EXERCISE OBJECTIVE: Establish how many lines in the material include the string "jeugd" and report it as a lone number.

RECORD EXCERPTS:
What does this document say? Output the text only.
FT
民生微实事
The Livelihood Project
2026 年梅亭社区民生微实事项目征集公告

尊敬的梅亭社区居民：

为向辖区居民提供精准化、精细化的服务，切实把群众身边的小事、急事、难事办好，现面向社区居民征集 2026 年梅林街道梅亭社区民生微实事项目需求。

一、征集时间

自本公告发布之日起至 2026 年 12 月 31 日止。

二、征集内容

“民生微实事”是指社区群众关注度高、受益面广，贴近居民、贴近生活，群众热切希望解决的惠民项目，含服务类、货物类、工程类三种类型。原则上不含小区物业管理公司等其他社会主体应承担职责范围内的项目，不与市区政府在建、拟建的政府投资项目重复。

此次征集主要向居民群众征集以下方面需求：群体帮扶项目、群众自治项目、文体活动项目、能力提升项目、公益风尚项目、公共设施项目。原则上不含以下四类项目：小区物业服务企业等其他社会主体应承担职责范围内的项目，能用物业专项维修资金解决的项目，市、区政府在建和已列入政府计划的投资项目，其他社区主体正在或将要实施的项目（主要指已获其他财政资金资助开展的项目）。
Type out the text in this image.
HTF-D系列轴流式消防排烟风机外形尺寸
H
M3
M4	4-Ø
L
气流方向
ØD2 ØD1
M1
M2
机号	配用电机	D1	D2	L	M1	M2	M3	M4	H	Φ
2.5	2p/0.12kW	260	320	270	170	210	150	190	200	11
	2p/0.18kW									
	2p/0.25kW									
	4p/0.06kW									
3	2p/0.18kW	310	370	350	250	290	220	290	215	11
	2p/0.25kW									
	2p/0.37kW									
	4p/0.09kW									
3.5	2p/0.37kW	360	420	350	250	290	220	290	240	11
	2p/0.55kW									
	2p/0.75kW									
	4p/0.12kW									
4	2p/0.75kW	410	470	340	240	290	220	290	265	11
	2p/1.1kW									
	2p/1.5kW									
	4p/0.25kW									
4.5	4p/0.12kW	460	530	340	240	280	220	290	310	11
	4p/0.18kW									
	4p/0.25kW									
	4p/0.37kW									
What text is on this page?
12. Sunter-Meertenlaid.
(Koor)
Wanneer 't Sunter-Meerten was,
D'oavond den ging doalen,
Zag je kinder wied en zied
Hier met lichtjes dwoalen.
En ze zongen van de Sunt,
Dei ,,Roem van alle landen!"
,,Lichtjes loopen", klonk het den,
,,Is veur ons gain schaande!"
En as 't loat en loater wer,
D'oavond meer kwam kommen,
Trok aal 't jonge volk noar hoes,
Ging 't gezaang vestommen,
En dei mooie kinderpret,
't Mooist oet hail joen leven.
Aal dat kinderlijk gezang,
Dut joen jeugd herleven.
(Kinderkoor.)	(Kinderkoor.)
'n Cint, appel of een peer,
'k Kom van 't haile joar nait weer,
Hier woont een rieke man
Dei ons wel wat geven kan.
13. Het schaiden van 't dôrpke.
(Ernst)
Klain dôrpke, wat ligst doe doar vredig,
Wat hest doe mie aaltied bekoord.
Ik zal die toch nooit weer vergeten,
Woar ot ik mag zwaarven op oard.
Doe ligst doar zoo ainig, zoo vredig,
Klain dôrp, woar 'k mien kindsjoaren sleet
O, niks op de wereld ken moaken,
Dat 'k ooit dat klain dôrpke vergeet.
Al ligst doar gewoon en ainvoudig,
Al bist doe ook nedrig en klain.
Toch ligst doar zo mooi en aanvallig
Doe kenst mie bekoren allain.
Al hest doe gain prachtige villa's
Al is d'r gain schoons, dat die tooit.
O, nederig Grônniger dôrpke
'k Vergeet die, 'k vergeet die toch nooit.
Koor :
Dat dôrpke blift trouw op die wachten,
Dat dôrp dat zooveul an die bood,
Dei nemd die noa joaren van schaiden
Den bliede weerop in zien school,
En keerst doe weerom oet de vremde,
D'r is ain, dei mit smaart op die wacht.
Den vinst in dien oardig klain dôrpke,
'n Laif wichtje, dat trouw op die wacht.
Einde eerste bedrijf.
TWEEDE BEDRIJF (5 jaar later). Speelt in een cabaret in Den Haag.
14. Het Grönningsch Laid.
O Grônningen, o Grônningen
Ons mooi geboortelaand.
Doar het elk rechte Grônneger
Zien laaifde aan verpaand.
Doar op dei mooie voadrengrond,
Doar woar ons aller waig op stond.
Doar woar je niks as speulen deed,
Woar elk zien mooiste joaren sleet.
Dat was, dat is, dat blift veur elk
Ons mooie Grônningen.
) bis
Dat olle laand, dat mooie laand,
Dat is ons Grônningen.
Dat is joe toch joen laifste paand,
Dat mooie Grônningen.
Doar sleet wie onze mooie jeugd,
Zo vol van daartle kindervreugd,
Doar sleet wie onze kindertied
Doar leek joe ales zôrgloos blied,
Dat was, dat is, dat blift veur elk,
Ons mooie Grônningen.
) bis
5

REPLY: 2